WORK TO BE COMPLETED: Rewrite everything from the line containing "Localize 19 of" down to the line containing "series-label: <3> 10" as a two-column CSV with the header input,output. Give one row per item, with the item's text and its answer each in a single quoted field and line breaks replaced by spaces.

ROWS:
— START —

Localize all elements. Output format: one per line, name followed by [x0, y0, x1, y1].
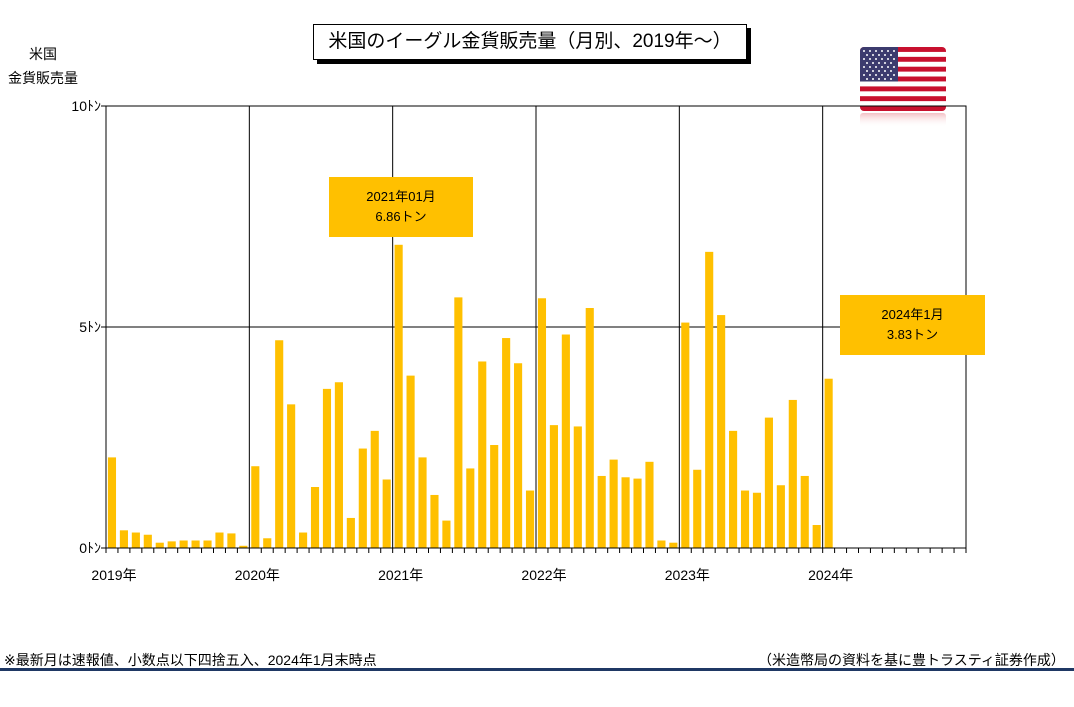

— END —
— START —

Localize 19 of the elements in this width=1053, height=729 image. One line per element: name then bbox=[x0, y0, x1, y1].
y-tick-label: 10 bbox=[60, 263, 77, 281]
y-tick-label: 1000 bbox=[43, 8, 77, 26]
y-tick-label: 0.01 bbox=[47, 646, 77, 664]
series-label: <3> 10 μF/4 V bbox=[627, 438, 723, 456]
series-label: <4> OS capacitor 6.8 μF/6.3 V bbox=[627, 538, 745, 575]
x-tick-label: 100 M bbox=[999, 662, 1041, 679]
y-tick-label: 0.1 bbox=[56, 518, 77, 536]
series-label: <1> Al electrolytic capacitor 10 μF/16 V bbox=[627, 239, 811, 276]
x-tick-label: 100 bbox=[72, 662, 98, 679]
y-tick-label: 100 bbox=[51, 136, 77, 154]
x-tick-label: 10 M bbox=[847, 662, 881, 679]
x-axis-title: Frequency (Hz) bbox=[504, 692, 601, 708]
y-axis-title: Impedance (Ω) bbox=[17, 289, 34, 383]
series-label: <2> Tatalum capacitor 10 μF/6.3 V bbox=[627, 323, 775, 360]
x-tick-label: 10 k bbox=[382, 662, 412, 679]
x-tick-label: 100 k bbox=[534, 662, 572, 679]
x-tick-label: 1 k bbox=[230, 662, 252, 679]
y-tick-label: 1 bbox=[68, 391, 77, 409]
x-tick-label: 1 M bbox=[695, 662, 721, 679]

— END —

OUTPUT OF THE EXERCISE:
input,output
"Localize 19 of the elements in this width=1053, height=729 image. One line per element: name then bbox=[x0, y0, x1, y1].","y-tick-label: 10 bbox=[60, 263, 77, 281] y-tick-label: 1000 bbox=[43, 8, 77, 26] y-tick-label: 0.01 bbox=[47, 646, 77, 664] series-label: <3> 10 μF/4 V bbox=[627, 438, 723, 456]"